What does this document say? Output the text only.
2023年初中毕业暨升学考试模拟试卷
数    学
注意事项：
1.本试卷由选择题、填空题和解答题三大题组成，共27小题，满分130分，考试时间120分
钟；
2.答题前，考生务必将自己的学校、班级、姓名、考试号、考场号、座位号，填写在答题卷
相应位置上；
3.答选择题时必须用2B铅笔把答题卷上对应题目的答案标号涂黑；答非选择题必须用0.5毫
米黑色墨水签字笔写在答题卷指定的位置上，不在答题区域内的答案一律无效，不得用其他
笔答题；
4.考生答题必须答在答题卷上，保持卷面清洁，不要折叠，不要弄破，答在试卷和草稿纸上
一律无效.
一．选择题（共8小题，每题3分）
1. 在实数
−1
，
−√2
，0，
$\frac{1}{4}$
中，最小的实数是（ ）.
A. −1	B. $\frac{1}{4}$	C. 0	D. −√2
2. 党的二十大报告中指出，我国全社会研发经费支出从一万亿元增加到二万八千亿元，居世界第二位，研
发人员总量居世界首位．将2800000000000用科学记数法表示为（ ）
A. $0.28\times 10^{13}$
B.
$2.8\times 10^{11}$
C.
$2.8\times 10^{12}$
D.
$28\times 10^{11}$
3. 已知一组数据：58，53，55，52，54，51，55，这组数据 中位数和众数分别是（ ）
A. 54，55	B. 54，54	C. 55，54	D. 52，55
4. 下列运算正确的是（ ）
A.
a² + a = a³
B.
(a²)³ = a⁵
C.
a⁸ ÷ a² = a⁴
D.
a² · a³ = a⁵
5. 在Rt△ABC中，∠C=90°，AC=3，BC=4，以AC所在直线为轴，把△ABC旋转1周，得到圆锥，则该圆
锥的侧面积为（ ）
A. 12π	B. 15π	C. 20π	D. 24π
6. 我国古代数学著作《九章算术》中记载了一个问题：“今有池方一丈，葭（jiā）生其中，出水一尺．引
-------
Output each entry precisely as given.

What does this document say? Output the text only.
2023年初中毕业暨升学考试模拟试卷
数    学
注意事项：
1.本试卷由选择题、填空题和解答题三大题组成，共27小题，满分130分，考试时间120分
钟；
2.答题前，考生务必将自己的学校、班级、姓名、考试号、考场号、座位号，填写在答题卷
相应位置上；
3.答选择题时必须用2B铅笔把答题卷上对应题目的答案标号涂黑；答非选择题必须用0.5毫
米黑色墨水签字笔写在答题卷指定的位置上，不在答题区域内的答案一律无效，不得用其他
笔答题；
4.考生答题必须答在答题卷上，保持卷面清洁，不要折叠，不要弄破，答在试卷和草稿纸上
一律无效.
一．选择题（共8小题，每题3分）
1. 在实数
−1
，
−√2
，0，
$\frac{1}{4}$
中，最小的实数是（ ）.
A. −1	B. $\frac{1}{4}$	C. 0	D. −√2
2. 党的二十大报告中指出，我国全社会研发经费支出从一万亿元增加到二万八千亿元，居世界第二位，研
发人员总量居世界首位．将2800000000000用科学记数法表示为（ ）
A. $0.28\times 10^{13}$
B.
$2.8\times 10^{11}$
C.
$2.8\times 10^{12}$
D.
$28\times 10^{11}$
3. 已知一组数据：58，53，55，52，54，51，55，这组数据 中位数和众数分别是（ ）
A. 54，55	B. 54，54	C. 55，54	D. 52，55
4. 下列运算正确的是（ ）
A.
a² + a = a³
B.
(a²)³ = a⁵
C.
a⁸ ÷ a² = a⁴
D.
a² · a³ = a⁵
5. 在Rt△ABC中，∠C=90°，AC=3，BC=4，以AC所在直线为轴，把△ABC旋转1周，得到圆锥，则该圆
锥的侧面积为（ ）
A. 12π	B. 15π	C. 20π	D. 24π
6. 我国古代数学著作《九章算术》中记载了一个问题：“今有池方一丈，葭（jiā）生其中，出水一尺．引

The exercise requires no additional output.